**RECORDS TO USE**.
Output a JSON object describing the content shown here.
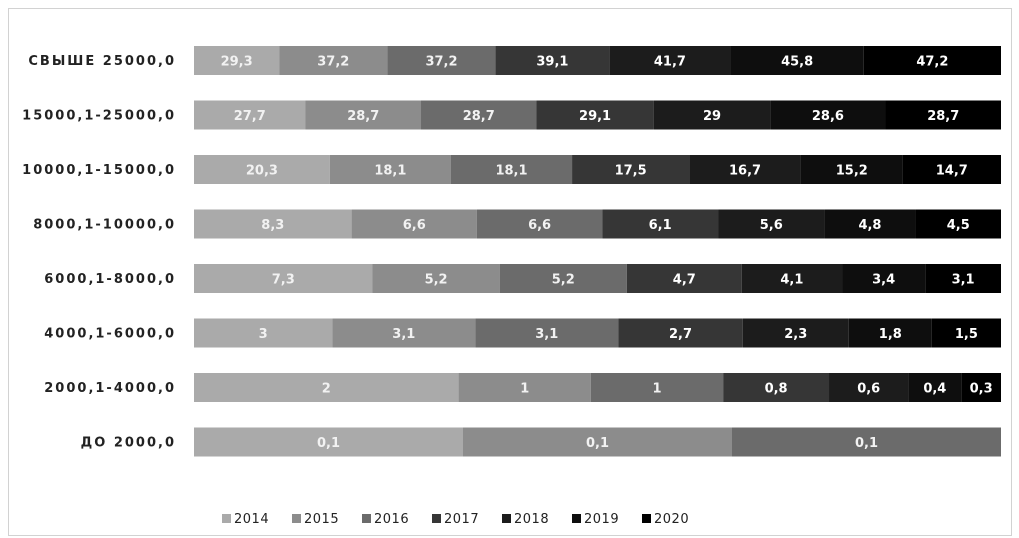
{
  "chart_data": {
    "type": "bar",
    "orientation": "horizontal",
    "stacked": "100%",
    "title": "",
    "xlabel": "",
    "ylabel": "",
    "grid": false,
    "legend_position": "bottom",
    "categories": [
      "СВЫШЕ 25000,0",
      "15000,1-25000,0",
      "10000,1-15000,0",
      "8000,1-10000,0",
      "6000,1-8000,0",
      "4000,1-6000,0",
      "2000,1-4000,0",
      "ДО 2000,0"
    ],
    "series": [
      {
        "name": "2014",
        "color": "#aaaaaa",
        "values": [
          29.3,
          27.7,
          20.3,
          8.3,
          7.3,
          3,
          2,
          0.1
        ],
        "labels": [
          "29,3",
          "27,7",
          "20,3",
          "8,3",
          "7,3",
          "3",
          "2",
          "0,1"
        ]
      },
      {
        "name": "2015",
        "color": "#8c8c8c",
        "values": [
          37.2,
          28.7,
          18.1,
          6.6,
          5.2,
          3.1,
          1,
          0.1
        ],
        "labels": [
          "37,2",
          "28,7",
          "18,1",
          "6,6",
          "5,2",
          "3,1",
          "1",
          "0,1"
        ]
      },
      {
        "name": "2016",
        "color": "#6b6b6b",
        "values": [
          37.2,
          28.7,
          18.1,
          6.6,
          5.2,
          3.1,
          1,
          0.1
        ],
        "labels": [
          "37,2",
          "28,7",
          "18,1",
          "6,6",
          "5,2",
          "3,1",
          "1",
          "0,1"
        ]
      },
      {
        "name": "2017",
        "color": "#363636",
        "values": [
          39.1,
          29.1,
          17.5,
          6.1,
          4.7,
          2.7,
          0.8,
          0
        ],
        "labels": [
          "39,1",
          "29,1",
          "17,5",
          "6,1",
          "4,7",
          "2,7",
          "0,8",
          "0"
        ]
      },
      {
        "name": "2018",
        "color": "#1c1c1c",
        "values": [
          41.7,
          29,
          16.7,
          5.6,
          4.1,
          2.3,
          0.6,
          0
        ],
        "labels": [
          "41,7",
          "29",
          "16,7",
          "5,6",
          "4,1",
          "2,3",
          "0,6",
          "0"
        ]
      },
      {
        "name": "2019",
        "color": "#0e0e0e",
        "values": [
          45.8,
          28.6,
          15.2,
          4.8,
          3.4,
          1.8,
          0.4,
          0
        ],
        "labels": [
          "45,8",
          "28,6",
          "15,2",
          "4,8",
          "3,4",
          "1,8",
          "0,4",
          "0"
        ]
      },
      {
        "name": "2020",
        "color": "#000000",
        "values": [
          47.2,
          28.7,
          14.7,
          4.5,
          3.1,
          1.5,
          0.3,
          0
        ],
        "labels": [
          "47,2",
          "28,7",
          "14,7",
          "4,5",
          "3,1",
          "1,5",
          "0,3",
          "0"
        ]
      }
    ]
  }
}
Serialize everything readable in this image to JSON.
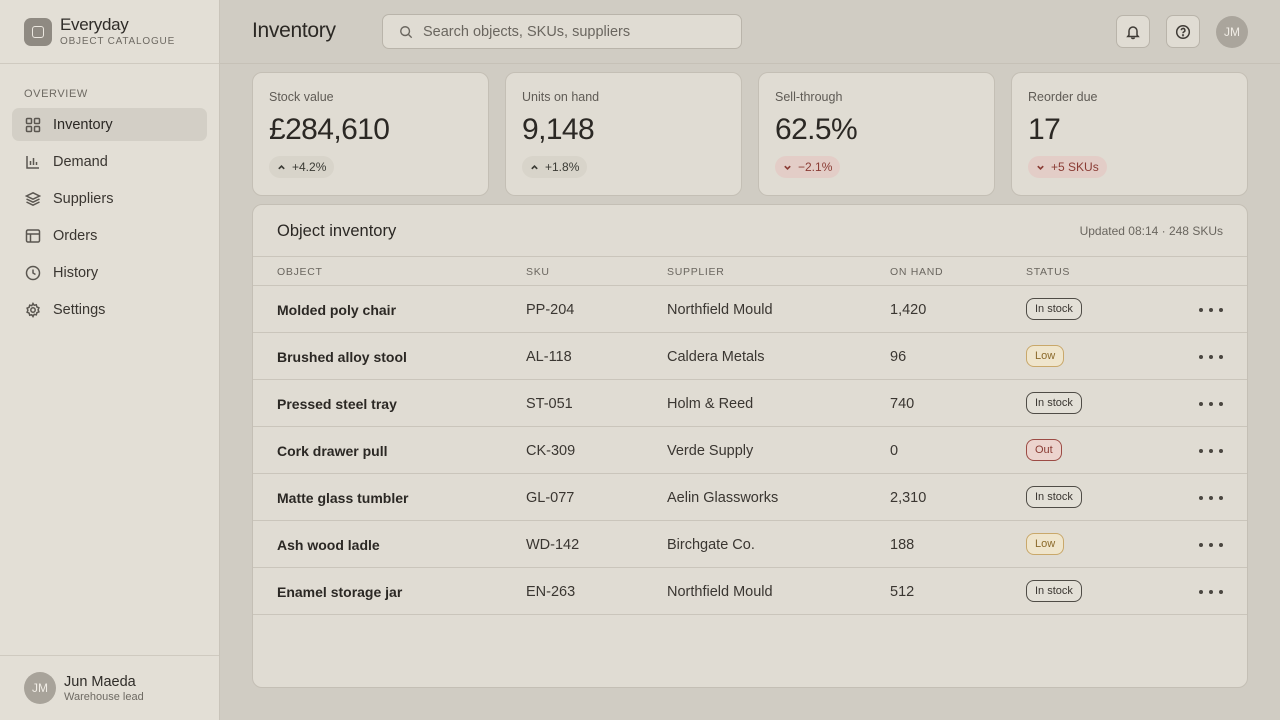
{
  "brand": {
    "name": "Everyday",
    "subtitle": "OBJECT CATALOGUE"
  },
  "sidebar": {
    "section": "OVERVIEW",
    "items": [
      {
        "label": "Inventory",
        "icon": "grid-icon",
        "active": true
      },
      {
        "label": "Demand",
        "icon": "bar-chart-icon"
      },
      {
        "label": "Suppliers",
        "icon": "layers-icon"
      },
      {
        "label": "Orders",
        "icon": "table-icon"
      },
      {
        "label": "History",
        "icon": "clock-icon"
      },
      {
        "label": "Settings",
        "icon": "gear-icon"
      }
    ]
  },
  "user": {
    "initials": "JM",
    "name": "Jun Maeda",
    "role": "Warehouse lead"
  },
  "header": {
    "title": "Inventory",
    "search_placeholder": "Search objects, SKUs, suppliers",
    "avatar_initials": "JM"
  },
  "kpis": [
    {
      "label": "Stock value",
      "value": "£284,610",
      "delta": "+4.2%",
      "direction": "up"
    },
    {
      "label": "Units on hand",
      "value": "9,148",
      "delta": "+1.8%",
      "direction": "up"
    },
    {
      "label": "Sell-through",
      "value": "62.5%",
      "delta": "−2.1%",
      "direction": "down"
    },
    {
      "label": "Reorder due",
      "value": "17",
      "delta": "+5 SKUs",
      "direction": "down"
    }
  ],
  "table": {
    "title": "Object inventory",
    "meta": "Updated 08:14 · 248 SKUs",
    "columns": [
      "OBJECT",
      "SKU",
      "SUPPLIER",
      "ON HAND",
      "STATUS"
    ],
    "rows": [
      {
        "object": "Molded poly chair",
        "sku": "PP-204",
        "supplier": "Northfield Mould",
        "on_hand": "1,420",
        "status": "In stock",
        "status_type": "instock"
      },
      {
        "object": "Brushed alloy stool",
        "sku": "AL-118",
        "supplier": "Caldera Metals",
        "on_hand": "96",
        "status": "Low",
        "status_type": "low"
      },
      {
        "object": "Pressed steel tray",
        "sku": "ST-051",
        "supplier": "Holm & Reed",
        "on_hand": "740",
        "status": "In stock",
        "status_type": "instock"
      },
      {
        "object": "Cork drawer pull",
        "sku": "CK-309",
        "supplier": "Verde Supply",
        "on_hand": "0",
        "status": "Out",
        "status_type": "out"
      },
      {
        "object": "Matte glass tumbler",
        "sku": "GL-077",
        "supplier": "Aelin Glassworks",
        "on_hand": "2,310",
        "status": "In stock",
        "status_type": "instock"
      },
      {
        "object": "Ash wood ladle",
        "sku": "WD-142",
        "supplier": "Birchgate Co.",
        "on_hand": "188",
        "status": "Low",
        "status_type": "low"
      },
      {
        "object": "Enamel storage jar",
        "sku": "EN-263",
        "supplier": "Northfield Mould",
        "on_hand": "512",
        "status": "In stock",
        "status_type": "instock"
      }
    ]
  },
  "colors": {
    "background": "#d0ccc3",
    "sidebar": "#e3dfd6",
    "card": "#e0dcd3",
    "danger": "#8a3b34",
    "warning": "#8b6a2b"
  }
}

**THE EXERCISE**.
Reproduce every record above exactly, but leave out the pictures.

**SOLUTION**.
Output a JSON object describing the content shown here.
{
  "chart_data": {
    "type": "bar",
    "orientation": "horizontal",
    "stacked": "100%",
    "title": "",
    "xlabel": "",
    "ylabel": "",
    "grid": false,
    "legend_position": "bottom",
    "categories": [
      "СВЫШЕ 25000,0",
      "15000,1-25000,0",
      "10000,1-15000,0",
      "8000,1-10000,0",
      "6000,1-8000,0",
      "4000,1-6000,0",
      "2000,1-4000,0",
      "ДО 2000,0"
    ],
    "series": [
      {
        "name": "2014",
        "color": "#aaaaaa",
        "values": [
          29.3,
          27.7,
          20.3,
          8.3,
          7.3,
          3,
          2,
          0.1
        ],
        "labels": [
          "29,3",
          "27,7",
          "20,3",
          "8,3",
          "7,3",
          "3",
          "2",
          "0,1"
        ]
      },
      {
        "name": "2015",
        "color": "#8c8c8c",
        "values": [
          37.2,
          28.7,
          18.1,
          6.6,
          5.2,
          3.1,
          1,
          0.1
        ],
        "labels": [
          "37,2",
          "28,7",
          "18,1",
          "6,6",
          "5,2",
          "3,1",
          "1",
          "0,1"
        ]
      },
      {
        "name": "2016",
        "color": "#6b6b6b",
        "values": [
          37.2,
          28.7,
          18.1,
          6.6,
          5.2,
          3.1,
          1,
          0.1
        ],
        "labels": [
          "37,2",
          "28,7",
          "18,1",
          "6,6",
          "5,2",
          "3,1",
          "1",
          "0,1"
        ]
      },
      {
        "name": "2017",
        "color": "#363636",
        "values": [
          39.1,
          29.1,
          17.5,
          6.1,
          4.7,
          2.7,
          0.8,
          0
        ],
        "labels": [
          "39,1",
          "29,1",
          "17,5",
          "6,1",
          "4,7",
          "2,7",
          "0,8",
          "0"
        ]
      },
      {
        "name": "2018",
        "color": "#1c1c1c",
        "values": [
          41.7,
          29,
          16.7,
          5.6,
          4.1,
          2.3,
          0.6,
          0
        ],
        "labels": [
          "41,7",
          "29",
          "16,7",
          "5,6",
          "4,1",
          "2,3",
          "0,6",
          "0"
        ]
      },
      {
        "name": "2019",
        "color": "#0e0e0e",
        "values": [
          45.8,
          28.6,
          15.2,
          4.8,
          3.4,
          1.8,
          0.4,
          0
        ],
        "labels": [
          "45,8",
          "28,6",
          "15,2",
          "4,8",
          "3,4",
          "1,8",
          "0,4",
          "0"
        ]
      },
      {
        "name": "2020",
        "color": "#000000",
        "values": [
          47.2,
          28.7,
          14.7,
          4.5,
          3.1,
          1.5,
          0.3,
          0
        ],
        "labels": [
          "47,2",
          "28,7",
          "14,7",
          "4,5",
          "3,1",
          "1,5",
          "0,3",
          "0"
        ]
      }
    ]
  }
}
Serialize everything readable in this image to JSON.
{
  "brand": {
    "name": "Everyday",
    "subtitle": "OBJECT CATALOGUE"
  },
  "sidebar": {
    "section": "OVERVIEW",
    "items": [
      {
        "label": "Inventory",
        "icon": "grid-icon",
        "active": true
      },
      {
        "label": "Demand",
        "icon": "bar-chart-icon"
      },
      {
        "label": "Suppliers",
        "icon": "layers-icon"
      },
      {
        "label": "Orders",
        "icon": "table-icon"
      },
      {
        "label": "History",
        "icon": "clock-icon"
      },
      {
        "label": "Settings",
        "icon": "gear-icon"
      }
    ]
  },
  "user": {
    "initials": "JM",
    "name": "Jun Maeda",
    "role": "Warehouse lead"
  },
  "header": {
    "title": "Inventory",
    "search_placeholder": "Search objects, SKUs, suppliers",
    "avatar_initials": "JM"
  },
  "kpis": [
    {
      "label": "Stock value",
      "value": "£284,610",
      "delta": "+4.2%",
      "direction": "up"
    },
    {
      "label": "Units on hand",
      "value": "9,148",
      "delta": "+1.8%",
      "direction": "up"
    },
    {
      "label": "Sell-through",
      "value": "62.5%",
      "delta": "−2.1%",
      "direction": "down"
    },
    {
      "label": "Reorder due",
      "value": "17",
      "delta": "+5 SKUs",
      "direction": "down"
    }
  ],
  "table": {
    "title": "Object inventory",
    "meta": "Updated 08:14 · 248 SKUs",
    "columns": [
      "OBJECT",
      "SKU",
      "SUPPLIER",
      "ON HAND",
      "STATUS"
    ],
    "rows": [
      {
        "object": "Molded poly chair",
        "sku": "PP-204",
        "supplier": "Northfield Mould",
        "on_hand": "1,420",
        "status": "In stock",
        "status_type": "instock"
      },
      {
        "object": "Brushed alloy stool",
        "sku": "AL-118",
        "supplier": "Caldera Metals",
        "on_hand": "96",
        "status": "Low",
        "status_type": "low"
      },
      {
        "object": "Pressed steel tray",
        "sku": "ST-051",
        "supplier": "Holm & Reed",
        "on_hand": "740",
        "status": "In stock",
        "status_type": "instock"
      },
      {
        "object": "Cork drawer pull",
        "sku": "CK-309",
        "supplier": "Verde Supply",
        "on_hand": "0",
        "status": "Out",
        "status_type": "out"
      },
      {
        "object": "Matte glass tumbler",
        "sku": "GL-077",
        "supplier": "Aelin Glassworks",
        "on_hand": "2,310",
        "status": "In stock",
        "status_type": "instock"
      },
      {
        "object": "Ash wood ladle",
        "sku": "WD-142",
        "supplier": "Birchgate Co.",
        "on_hand": "188",
        "status": "Low",
        "status_type": "low"
      },
      {
        "object": "Enamel storage jar",
        "sku": "EN-263",
        "supplier": "Northfield Mould",
        "on_hand": "512",
        "status": "In stock",
        "status_type": "instock"
      }
    ]
  },
  "colors": {
    "background": "#d0ccc3",
    "sidebar": "#e3dfd6",
    "card": "#e0dcd3",
    "danger": "#8a3b34",
    "warning": "#8b6a2b"
  }
}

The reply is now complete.